EXERCISE OBJECTIVE: Take the data that follows and retype it word for word.

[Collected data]

───

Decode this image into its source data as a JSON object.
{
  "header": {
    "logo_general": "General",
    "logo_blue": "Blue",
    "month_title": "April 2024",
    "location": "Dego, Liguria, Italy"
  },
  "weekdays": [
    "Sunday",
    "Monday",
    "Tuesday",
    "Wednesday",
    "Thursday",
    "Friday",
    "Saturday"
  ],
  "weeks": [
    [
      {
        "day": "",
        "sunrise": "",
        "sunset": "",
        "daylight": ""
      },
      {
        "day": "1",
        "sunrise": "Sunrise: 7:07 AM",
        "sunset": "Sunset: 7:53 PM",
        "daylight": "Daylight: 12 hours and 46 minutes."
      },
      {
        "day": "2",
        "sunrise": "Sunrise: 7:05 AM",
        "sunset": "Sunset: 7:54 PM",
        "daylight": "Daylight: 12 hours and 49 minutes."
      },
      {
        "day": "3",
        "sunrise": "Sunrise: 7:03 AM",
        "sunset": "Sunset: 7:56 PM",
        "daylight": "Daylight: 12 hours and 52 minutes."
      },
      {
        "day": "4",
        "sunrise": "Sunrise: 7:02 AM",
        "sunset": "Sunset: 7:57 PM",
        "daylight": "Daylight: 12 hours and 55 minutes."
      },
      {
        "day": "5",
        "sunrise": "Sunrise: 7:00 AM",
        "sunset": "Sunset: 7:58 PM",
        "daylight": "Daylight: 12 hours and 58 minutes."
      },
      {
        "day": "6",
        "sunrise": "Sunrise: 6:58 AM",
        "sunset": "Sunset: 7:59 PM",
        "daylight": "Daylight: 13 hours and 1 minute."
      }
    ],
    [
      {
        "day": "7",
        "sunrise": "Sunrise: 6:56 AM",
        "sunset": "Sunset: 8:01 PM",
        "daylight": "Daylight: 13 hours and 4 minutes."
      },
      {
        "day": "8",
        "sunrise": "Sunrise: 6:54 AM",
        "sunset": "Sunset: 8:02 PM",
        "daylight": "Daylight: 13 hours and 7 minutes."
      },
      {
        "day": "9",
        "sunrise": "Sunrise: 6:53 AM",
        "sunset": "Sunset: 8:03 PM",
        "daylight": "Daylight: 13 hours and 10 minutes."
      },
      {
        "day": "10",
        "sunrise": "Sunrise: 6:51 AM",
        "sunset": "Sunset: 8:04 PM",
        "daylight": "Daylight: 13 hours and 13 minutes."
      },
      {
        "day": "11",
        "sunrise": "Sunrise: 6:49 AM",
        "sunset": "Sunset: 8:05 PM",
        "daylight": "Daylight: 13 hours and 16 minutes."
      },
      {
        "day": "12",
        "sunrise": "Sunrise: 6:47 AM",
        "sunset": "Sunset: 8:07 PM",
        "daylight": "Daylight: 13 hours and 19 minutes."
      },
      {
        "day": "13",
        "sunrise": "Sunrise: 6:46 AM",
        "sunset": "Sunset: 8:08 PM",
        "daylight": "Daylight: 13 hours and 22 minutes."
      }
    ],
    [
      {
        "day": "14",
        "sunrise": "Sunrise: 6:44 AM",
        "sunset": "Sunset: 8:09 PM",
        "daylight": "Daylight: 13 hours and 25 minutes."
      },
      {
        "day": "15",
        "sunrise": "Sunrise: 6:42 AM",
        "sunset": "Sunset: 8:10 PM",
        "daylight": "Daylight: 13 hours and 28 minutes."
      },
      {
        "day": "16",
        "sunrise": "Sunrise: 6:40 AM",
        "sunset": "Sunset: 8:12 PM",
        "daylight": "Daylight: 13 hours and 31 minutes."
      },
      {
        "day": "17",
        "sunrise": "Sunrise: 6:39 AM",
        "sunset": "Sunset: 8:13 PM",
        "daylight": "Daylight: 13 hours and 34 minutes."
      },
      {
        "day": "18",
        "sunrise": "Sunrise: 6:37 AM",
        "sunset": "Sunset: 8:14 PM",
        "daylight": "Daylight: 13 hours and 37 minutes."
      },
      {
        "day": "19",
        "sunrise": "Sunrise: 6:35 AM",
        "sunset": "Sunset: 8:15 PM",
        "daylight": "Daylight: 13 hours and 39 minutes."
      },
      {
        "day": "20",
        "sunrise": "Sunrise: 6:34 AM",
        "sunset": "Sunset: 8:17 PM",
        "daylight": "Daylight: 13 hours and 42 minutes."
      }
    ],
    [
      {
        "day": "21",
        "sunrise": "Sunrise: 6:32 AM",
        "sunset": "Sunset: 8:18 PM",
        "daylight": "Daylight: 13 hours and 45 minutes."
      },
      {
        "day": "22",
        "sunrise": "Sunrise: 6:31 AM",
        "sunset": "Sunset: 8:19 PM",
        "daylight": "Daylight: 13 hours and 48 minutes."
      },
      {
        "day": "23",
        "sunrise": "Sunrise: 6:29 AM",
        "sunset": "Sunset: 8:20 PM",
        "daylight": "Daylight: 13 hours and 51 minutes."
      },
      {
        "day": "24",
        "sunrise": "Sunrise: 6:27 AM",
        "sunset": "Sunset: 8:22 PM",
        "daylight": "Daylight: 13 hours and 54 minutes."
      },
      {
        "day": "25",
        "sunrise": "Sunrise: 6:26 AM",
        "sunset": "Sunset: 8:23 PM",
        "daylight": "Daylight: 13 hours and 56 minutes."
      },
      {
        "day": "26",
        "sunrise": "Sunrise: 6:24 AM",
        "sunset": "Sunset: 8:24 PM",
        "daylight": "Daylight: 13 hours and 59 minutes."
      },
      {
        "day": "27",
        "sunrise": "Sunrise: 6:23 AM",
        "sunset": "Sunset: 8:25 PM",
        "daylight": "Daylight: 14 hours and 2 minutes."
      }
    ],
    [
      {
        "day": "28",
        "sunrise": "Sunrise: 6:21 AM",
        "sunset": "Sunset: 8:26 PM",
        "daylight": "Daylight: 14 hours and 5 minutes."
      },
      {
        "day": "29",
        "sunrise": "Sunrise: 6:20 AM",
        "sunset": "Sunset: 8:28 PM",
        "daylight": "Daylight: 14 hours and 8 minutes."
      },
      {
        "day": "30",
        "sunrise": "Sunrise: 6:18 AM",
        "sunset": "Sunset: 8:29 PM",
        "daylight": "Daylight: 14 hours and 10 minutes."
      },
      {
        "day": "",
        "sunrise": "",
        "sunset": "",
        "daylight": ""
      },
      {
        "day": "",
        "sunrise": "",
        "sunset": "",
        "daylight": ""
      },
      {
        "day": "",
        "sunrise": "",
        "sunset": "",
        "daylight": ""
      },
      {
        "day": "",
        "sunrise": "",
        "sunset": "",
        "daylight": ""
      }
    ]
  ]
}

───

OUTPUT FOR THIS EXERCISE:
Decode this image into its source data as a JSON object.
{
  "header": {
    "logo_general": "General",
    "logo_blue": "Blue",
    "month_title": "April 2024",
    "location": "Dego, Liguria, Italy"
  },
  "weekdays": [
    "Sunday",
    "Monday",
    "Tuesday",
    "Wednesday",
    "Thursday",
    "Friday",
    "Saturday"
  ],
  "weeks": [
    [
      {
        "day": "",
        "sunrise": "",
        "sunset": "",
        "daylight": ""
      },
      {
        "day": "1",
        "sunrise": "Sunrise: 7:07 AM",
        "sunset": "Sunset: 7:53 PM",
        "daylight": "Daylight: 12 hours and 46 minutes."
      },
      {
        "day": "2",
        "sunrise": "Sunrise: 7:05 AM",
        "sunset": "Sunset: 7:54 PM",
        "daylight": "Daylight: 12 hours and 49 minutes."
      },
      {
        "day": "3",
        "sunrise": "Sunrise: 7:03 AM",
        "sunset": "Sunset: 7:56 PM",
        "daylight": "Daylight: 12 hours and 52 minutes."
      },
      {
        "day": "4",
        "sunrise": "Sunrise: 7:02 AM",
        "sunset": "Sunset: 7:57 PM",
        "daylight": "Daylight: 12 hours and 55 minutes."
      },
      {
        "day": "5",
        "sunrise": "Sunrise: 7:00 AM",
        "sunset": "Sunset: 7:58 PM",
        "daylight": "Daylight: 12 hours and 58 minutes."
      },
      {
        "day": "6",
        "sunrise": "Sunrise: 6:58 AM",
        "sunset": "Sunset: 7:59 PM",
        "daylight": "Daylight: 13 hours and 1 minute."
      }
    ],
    [
      {
        "day": "7",
        "sunrise": "Sunrise: 6:56 AM",
        "sunset": "Sunset: 8:01 PM",
        "daylight": "Daylight: 13 hours and 4 minutes."
      },
      {
        "day": "8",
        "sunrise": "Sunrise: 6:54 AM",
        "sunset": "Sunset: 8:02 PM",
        "daylight": "Daylight: 13 hours and 7 minutes."
      },
      {
        "day": "9",
        "sunrise": "Sunrise: 6:53 AM",
        "sunset": "Sunset: 8:03 PM",
        "daylight": "Daylight: 13 hours and 10 minutes."
      },
      {
        "day": "10",
        "sunrise": "Sunrise: 6:51 AM",
        "sunset": "Sunset: 8:04 PM",
        "daylight": "Daylight: 13 hours and 13 minutes."
      },
      {
        "day": "11",
        "sunrise": "Sunrise: 6:49 AM",
        "sunset": "Sunset: 8:05 PM",
        "daylight": "Daylight: 13 hours and 16 minutes."
      },
      {
        "day": "12",
        "sunrise": "Sunrise: 6:47 AM",
        "sunset": "Sunset: 8:07 PM",
        "daylight": "Daylight: 13 hours and 19 minutes."
      },
      {
        "day": "13",
        "sunrise": "Sunrise: 6:46 AM",
        "sunset": "Sunset: 8:08 PM",
        "daylight": "Daylight: 13 hours and 22 minutes."
      }
    ],
    [
      {
        "day": "14",
        "sunrise": "Sunrise: 6:44 AM",
        "sunset": "Sunset: 8:09 PM",
        "daylight": "Daylight: 13 hours and 25 minutes."
      },
      {
        "day": "15",
        "sunrise": "Sunrise: 6:42 AM",
        "sunset": "Sunset: 8:10 PM",
        "daylight": "Daylight: 13 hours and 28 minutes."
      },
      {
        "day": "16",
        "sunrise": "Sunrise: 6:40 AM",
        "sunset": "Sunset: 8:12 PM",
        "daylight": "Daylight: 13 hours and 31 minutes."
      },
      {
        "day": "17",
        "sunrise": "Sunrise: 6:39 AM",
        "sunset": "Sunset: 8:13 PM",
        "daylight": "Daylight: 13 hours and 34 minutes."
      },
      {
        "day": "18",
        "sunrise": "Sunrise: 6:37 AM",
        "sunset": "Sunset: 8:14 PM",
        "daylight": "Daylight: 13 hours and 37 minutes."
      },
      {
        "day": "19",
        "sunrise": "Sunrise: 6:35 AM",
        "sunset": "Sunset: 8:15 PM",
        "daylight": "Daylight: 13 hours and 39 minutes."
      },
      {
        "day": "20",
        "sunrise": "Sunrise: 6:34 AM",
        "sunset": "Sunset: 8:17 PM",
        "daylight": "Daylight: 13 hours and 42 minutes."
      }
    ],
    [
      {
        "day": "21",
        "sunrise": "Sunrise: 6:32 AM",
        "sunset": "Sunset: 8:18 PM",
        "daylight": "Daylight: 13 hours and 45 minutes."
      },
      {
        "day": "22",
        "sunrise": "Sunrise: 6:31 AM",
        "sunset": "Sunset: 8:19 PM",
        "daylight": "Daylight: 13 hours and 48 minutes."
      },
      {
        "day": "23",
        "sunrise": "Sunrise: 6:29 AM",
        "sunset": "Sunset: 8:20 PM",
        "daylight": "Daylight: 13 hours and 51 minutes."
      },
      {
        "day": "24",
        "sunrise": "Sunrise: 6:27 AM",
        "sunset": "Sunset: 8:22 PM",
        "daylight": "Daylight: 13 hours and 54 minutes."
      },
      {
        "day": "25",
        "sunrise": "Sunrise: 6:26 AM",
        "sunset": "Sunset: 8:23 PM",
        "daylight": "Daylight: 13 hours and 56 minutes."
      },
      {
        "day": "26",
        "sunrise": "Sunrise: 6:24 AM",
        "sunset": "Sunset: 8:24 PM",
        "daylight": "Daylight: 13 hours and 59 minutes."
      },
      {
        "day": "27",
        "sunrise": "Sunrise: 6:23 AM",
        "sunset": "Sunset: 8:25 PM",
        "daylight": "Daylight: 14 hours and 2 minutes."
      }
    ],
    [
      {
        "day": "28",
        "sunrise": "Sunrise: 6:21 AM",
        "sunset": "Sunset: 8:26 PM",
        "daylight": "Daylight: 14 hours and 5 minutes."
      },
      {
        "day": "29",
        "sunrise": "Sunrise: 6:20 AM",
        "sunset": "Sunset: 8:28 PM",
        "daylight": "Daylight: 14 hours and 8 minutes."
      },
      {
        "day": "30",
        "sunrise": "Sunrise: 6:18 AM",
        "sunset": "Sunset: 8:29 PM",
        "daylight": "Daylight: 14 hours and 10 minutes."
      },
      {
        "day": "",
        "sunrise": "",
        "sunset": "",
        "daylight": ""
      },
      {
        "day": "",
        "sunrise": "",
        "sunset": "",
        "daylight": ""
      },
      {
        "day": "",
        "sunrise": "",
        "sunset": "",
        "daylight": ""
      },
      {
        "day": "",
        "sunrise": "",
        "sunset": "",
        "daylight": ""
      }
    ]
  ]
}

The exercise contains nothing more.